* Problem details
Indicate only the number of lines in the listing below in which the word "Post" appears.

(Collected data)
§ §
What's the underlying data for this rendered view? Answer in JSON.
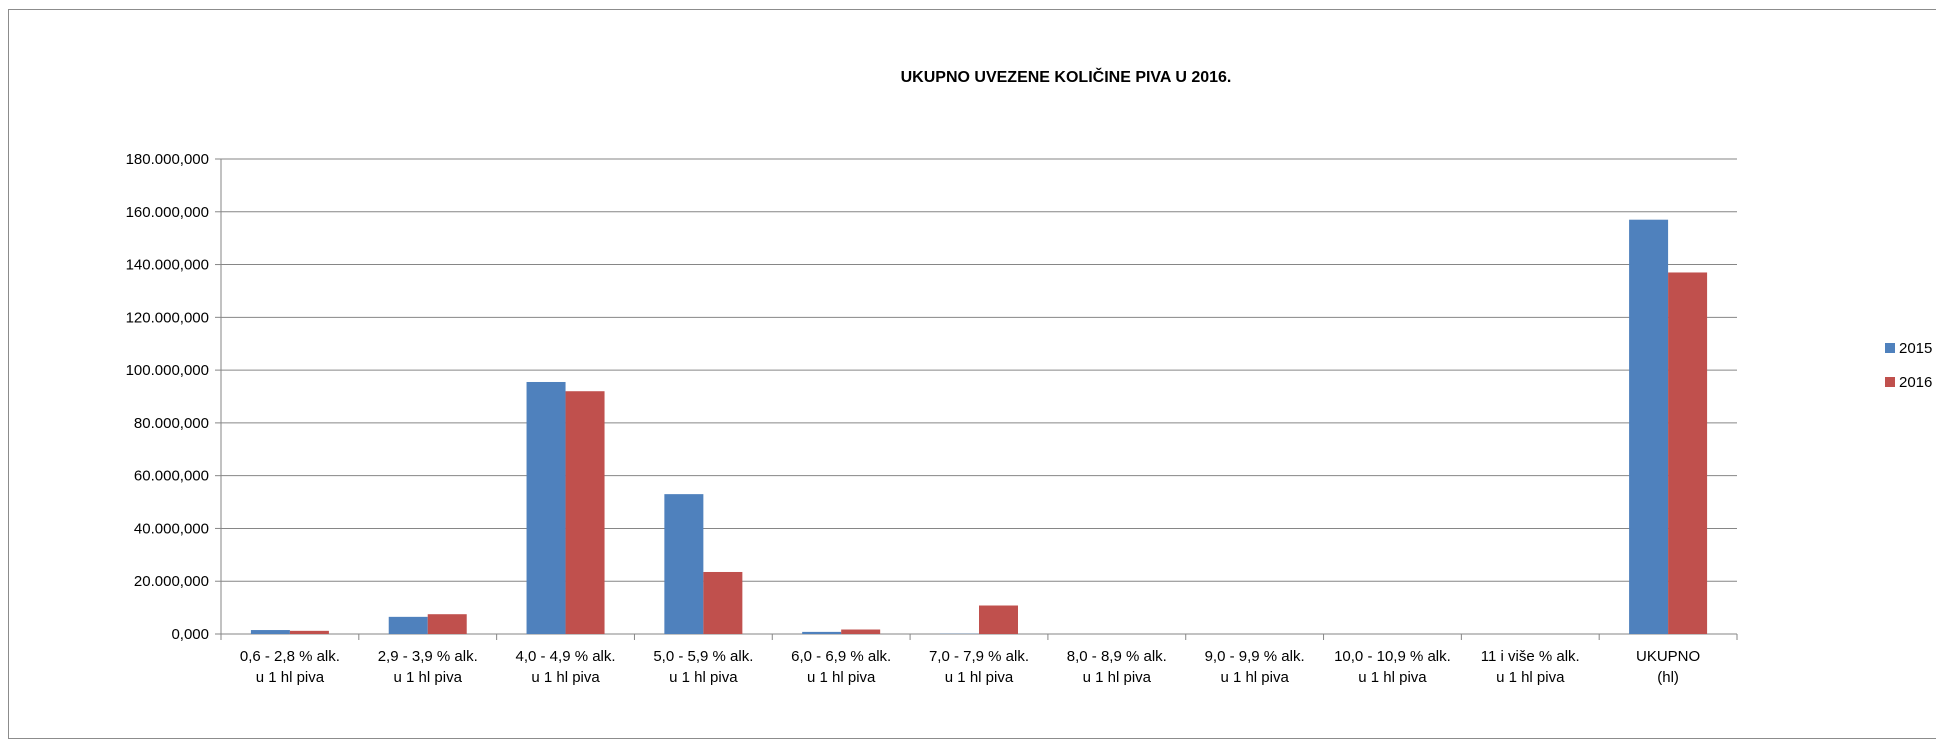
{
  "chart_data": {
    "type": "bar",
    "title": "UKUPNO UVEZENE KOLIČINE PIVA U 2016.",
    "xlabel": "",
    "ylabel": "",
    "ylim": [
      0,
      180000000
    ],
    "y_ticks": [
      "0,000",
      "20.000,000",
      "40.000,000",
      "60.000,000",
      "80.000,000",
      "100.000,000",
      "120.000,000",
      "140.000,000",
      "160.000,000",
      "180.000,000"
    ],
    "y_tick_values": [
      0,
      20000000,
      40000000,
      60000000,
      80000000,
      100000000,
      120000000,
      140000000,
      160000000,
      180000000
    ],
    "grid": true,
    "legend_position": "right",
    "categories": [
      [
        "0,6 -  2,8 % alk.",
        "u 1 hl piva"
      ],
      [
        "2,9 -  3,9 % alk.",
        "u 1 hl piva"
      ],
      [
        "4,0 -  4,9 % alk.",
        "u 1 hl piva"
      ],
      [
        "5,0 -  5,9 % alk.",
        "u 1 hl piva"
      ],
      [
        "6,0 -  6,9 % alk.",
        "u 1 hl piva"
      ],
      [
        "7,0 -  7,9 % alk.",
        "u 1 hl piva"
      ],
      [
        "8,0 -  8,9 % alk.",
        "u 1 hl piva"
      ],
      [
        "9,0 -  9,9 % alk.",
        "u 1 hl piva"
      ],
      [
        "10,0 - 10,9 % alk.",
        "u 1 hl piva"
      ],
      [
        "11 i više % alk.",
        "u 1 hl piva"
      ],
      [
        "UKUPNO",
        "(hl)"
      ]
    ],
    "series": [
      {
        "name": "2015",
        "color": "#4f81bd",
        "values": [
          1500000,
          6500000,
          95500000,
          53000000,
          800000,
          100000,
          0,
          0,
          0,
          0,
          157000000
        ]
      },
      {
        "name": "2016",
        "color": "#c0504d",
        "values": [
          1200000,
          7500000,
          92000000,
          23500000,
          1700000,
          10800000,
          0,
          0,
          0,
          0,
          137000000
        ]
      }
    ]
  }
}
§ §
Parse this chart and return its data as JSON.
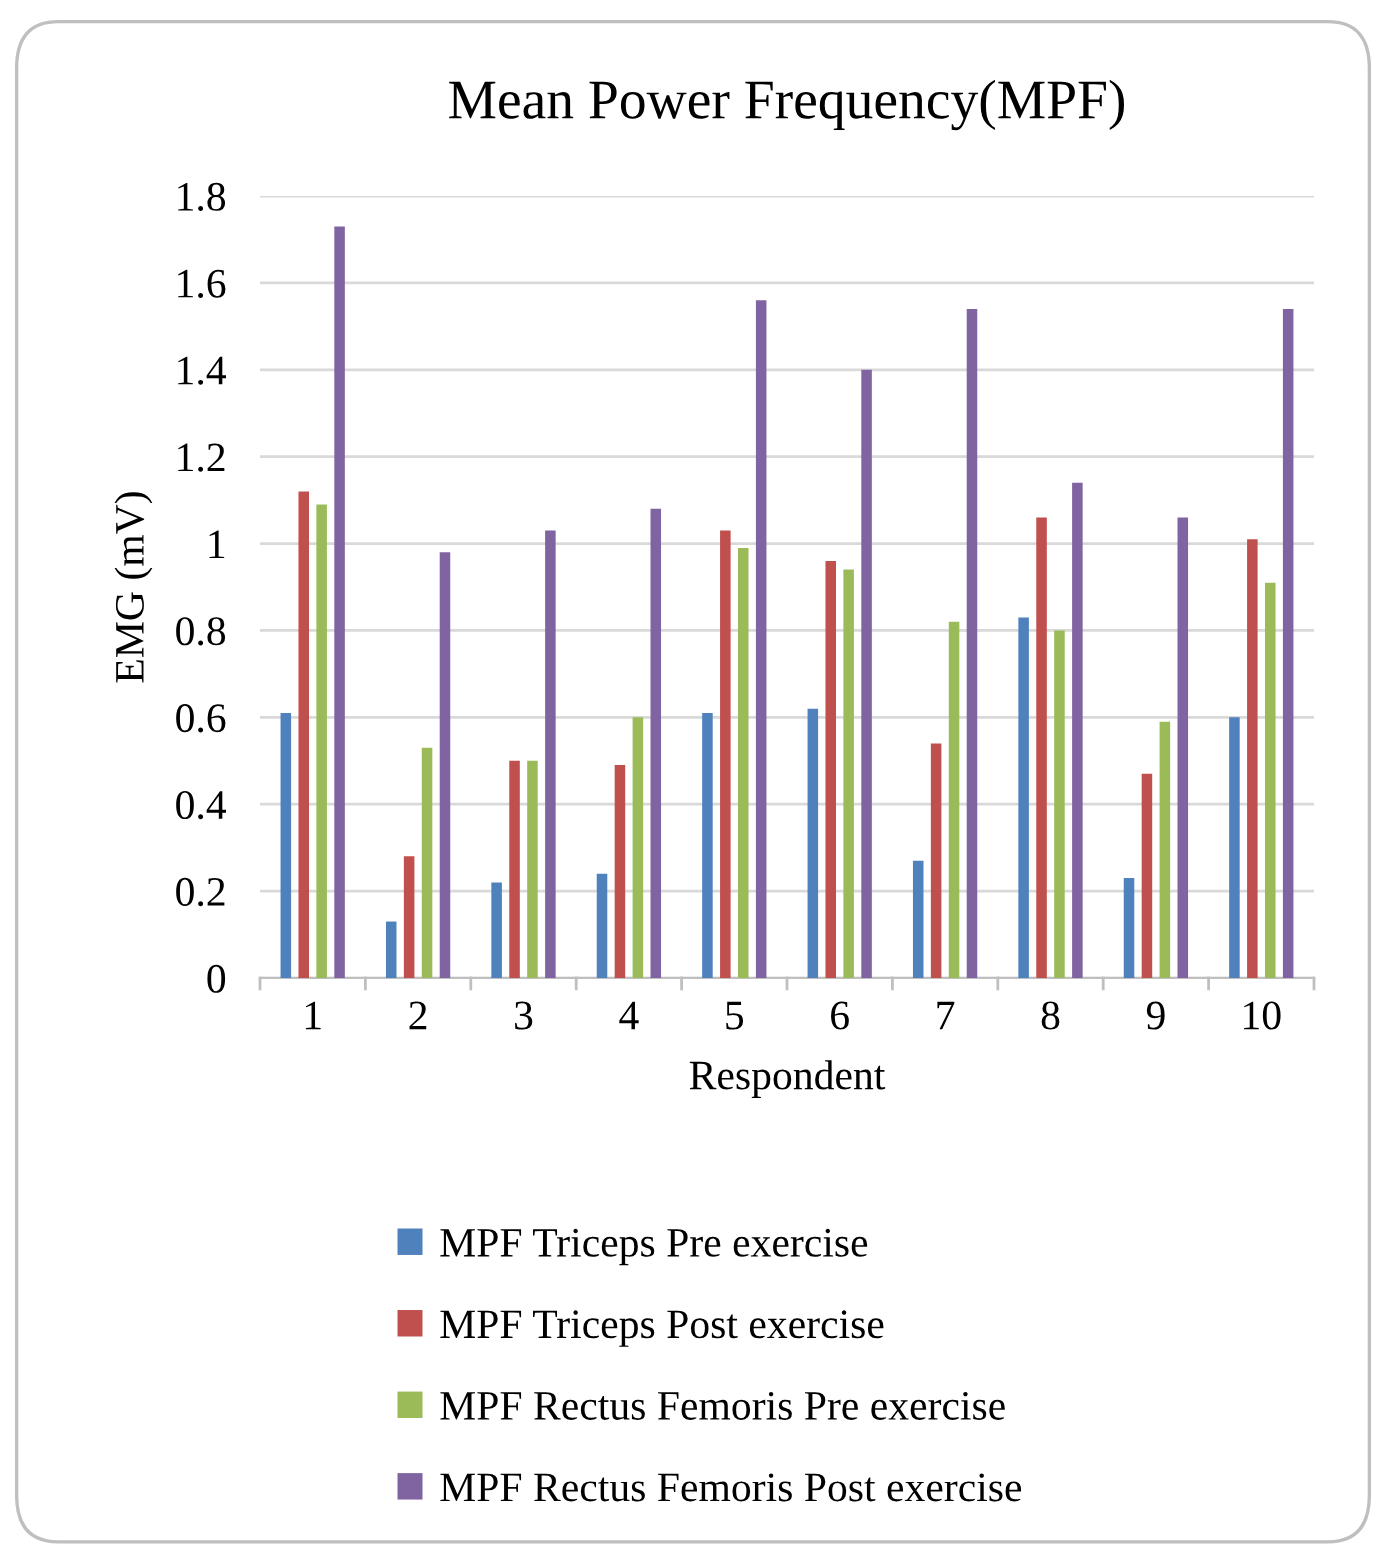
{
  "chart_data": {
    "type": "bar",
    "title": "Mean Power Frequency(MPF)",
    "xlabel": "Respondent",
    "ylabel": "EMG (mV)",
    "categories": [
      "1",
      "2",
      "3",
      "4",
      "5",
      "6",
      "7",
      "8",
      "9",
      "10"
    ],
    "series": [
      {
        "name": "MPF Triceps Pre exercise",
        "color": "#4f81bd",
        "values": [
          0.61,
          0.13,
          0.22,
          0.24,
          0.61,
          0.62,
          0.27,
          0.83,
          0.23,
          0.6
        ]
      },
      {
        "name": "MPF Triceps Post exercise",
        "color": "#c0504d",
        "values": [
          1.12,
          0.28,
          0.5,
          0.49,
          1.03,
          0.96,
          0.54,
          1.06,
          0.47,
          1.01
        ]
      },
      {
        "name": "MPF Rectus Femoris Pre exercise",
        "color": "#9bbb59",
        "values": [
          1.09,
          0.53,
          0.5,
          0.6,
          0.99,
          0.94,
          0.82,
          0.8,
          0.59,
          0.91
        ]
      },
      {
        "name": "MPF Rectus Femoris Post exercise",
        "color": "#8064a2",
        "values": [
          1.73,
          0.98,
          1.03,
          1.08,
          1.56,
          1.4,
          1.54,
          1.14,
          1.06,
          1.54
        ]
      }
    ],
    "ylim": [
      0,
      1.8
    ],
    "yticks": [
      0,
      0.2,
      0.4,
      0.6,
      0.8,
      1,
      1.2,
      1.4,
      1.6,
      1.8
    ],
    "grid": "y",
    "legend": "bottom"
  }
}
§ §
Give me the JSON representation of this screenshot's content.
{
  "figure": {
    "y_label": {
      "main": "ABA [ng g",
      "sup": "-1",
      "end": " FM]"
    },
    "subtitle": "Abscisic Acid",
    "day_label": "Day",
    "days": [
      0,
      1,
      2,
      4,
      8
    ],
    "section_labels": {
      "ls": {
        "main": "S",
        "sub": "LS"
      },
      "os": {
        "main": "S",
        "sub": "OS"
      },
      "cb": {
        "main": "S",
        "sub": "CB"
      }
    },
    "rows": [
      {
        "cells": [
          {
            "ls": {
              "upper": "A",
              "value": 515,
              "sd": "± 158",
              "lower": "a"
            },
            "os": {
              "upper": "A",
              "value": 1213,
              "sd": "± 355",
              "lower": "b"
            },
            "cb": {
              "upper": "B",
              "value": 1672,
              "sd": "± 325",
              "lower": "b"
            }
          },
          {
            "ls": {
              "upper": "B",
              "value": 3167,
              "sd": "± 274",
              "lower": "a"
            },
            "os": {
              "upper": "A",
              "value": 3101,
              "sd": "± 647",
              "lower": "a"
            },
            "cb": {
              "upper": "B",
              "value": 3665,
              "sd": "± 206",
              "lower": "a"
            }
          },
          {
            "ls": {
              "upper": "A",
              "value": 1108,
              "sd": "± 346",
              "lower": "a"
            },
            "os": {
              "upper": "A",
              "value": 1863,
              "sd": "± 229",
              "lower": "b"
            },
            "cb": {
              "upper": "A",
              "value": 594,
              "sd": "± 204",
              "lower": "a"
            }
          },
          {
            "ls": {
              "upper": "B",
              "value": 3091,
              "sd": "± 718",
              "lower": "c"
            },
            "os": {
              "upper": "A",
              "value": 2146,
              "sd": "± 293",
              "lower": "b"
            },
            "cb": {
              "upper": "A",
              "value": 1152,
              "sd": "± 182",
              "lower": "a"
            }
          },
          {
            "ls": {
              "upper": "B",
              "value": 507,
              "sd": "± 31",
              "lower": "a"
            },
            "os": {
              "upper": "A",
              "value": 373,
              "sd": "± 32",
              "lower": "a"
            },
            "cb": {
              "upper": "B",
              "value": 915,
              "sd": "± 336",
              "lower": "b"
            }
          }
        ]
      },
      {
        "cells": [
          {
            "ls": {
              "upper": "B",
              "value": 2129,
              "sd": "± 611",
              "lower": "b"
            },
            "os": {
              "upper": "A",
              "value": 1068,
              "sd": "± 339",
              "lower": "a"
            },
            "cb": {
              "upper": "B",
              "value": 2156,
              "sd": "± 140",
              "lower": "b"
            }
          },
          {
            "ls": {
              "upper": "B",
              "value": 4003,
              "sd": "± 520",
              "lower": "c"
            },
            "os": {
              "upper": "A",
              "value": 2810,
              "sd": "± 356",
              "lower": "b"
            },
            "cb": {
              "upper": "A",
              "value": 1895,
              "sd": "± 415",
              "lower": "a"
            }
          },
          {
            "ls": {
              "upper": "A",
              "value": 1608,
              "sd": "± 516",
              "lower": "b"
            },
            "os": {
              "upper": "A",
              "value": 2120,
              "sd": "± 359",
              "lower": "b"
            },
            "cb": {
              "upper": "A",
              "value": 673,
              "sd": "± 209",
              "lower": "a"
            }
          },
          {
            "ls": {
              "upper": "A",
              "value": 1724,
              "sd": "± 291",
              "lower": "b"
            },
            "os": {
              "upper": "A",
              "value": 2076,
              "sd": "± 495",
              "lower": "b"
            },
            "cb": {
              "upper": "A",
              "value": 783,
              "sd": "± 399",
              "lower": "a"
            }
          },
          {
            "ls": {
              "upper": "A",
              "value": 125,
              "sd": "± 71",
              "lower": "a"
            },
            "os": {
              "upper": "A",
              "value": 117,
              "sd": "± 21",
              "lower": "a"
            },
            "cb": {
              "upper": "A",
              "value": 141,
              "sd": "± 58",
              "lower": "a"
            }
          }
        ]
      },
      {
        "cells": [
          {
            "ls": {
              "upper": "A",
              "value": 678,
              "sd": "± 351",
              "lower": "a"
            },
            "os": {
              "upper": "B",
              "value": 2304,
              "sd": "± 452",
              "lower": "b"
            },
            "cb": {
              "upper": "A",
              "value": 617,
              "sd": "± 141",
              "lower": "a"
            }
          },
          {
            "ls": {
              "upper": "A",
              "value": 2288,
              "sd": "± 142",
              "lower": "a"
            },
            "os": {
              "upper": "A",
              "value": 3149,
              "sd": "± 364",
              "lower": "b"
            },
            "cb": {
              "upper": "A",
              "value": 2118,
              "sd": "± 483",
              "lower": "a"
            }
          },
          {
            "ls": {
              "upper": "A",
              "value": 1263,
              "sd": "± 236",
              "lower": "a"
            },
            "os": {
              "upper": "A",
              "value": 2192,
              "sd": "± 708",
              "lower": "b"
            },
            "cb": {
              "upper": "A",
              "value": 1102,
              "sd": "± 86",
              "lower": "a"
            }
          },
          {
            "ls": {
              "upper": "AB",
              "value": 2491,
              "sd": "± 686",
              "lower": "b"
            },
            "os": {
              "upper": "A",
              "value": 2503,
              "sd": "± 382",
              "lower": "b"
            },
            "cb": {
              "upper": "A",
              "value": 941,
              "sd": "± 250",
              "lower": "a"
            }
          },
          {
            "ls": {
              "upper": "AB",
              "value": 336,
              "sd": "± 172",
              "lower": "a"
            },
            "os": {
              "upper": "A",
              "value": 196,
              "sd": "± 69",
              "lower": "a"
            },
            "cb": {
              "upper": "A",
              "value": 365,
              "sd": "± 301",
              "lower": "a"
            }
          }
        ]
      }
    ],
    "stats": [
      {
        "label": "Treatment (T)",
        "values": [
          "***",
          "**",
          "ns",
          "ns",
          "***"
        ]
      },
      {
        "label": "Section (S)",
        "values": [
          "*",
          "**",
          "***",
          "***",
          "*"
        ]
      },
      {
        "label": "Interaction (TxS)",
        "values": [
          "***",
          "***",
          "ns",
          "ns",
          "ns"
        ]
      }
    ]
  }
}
§ §
* Solution to the problem
2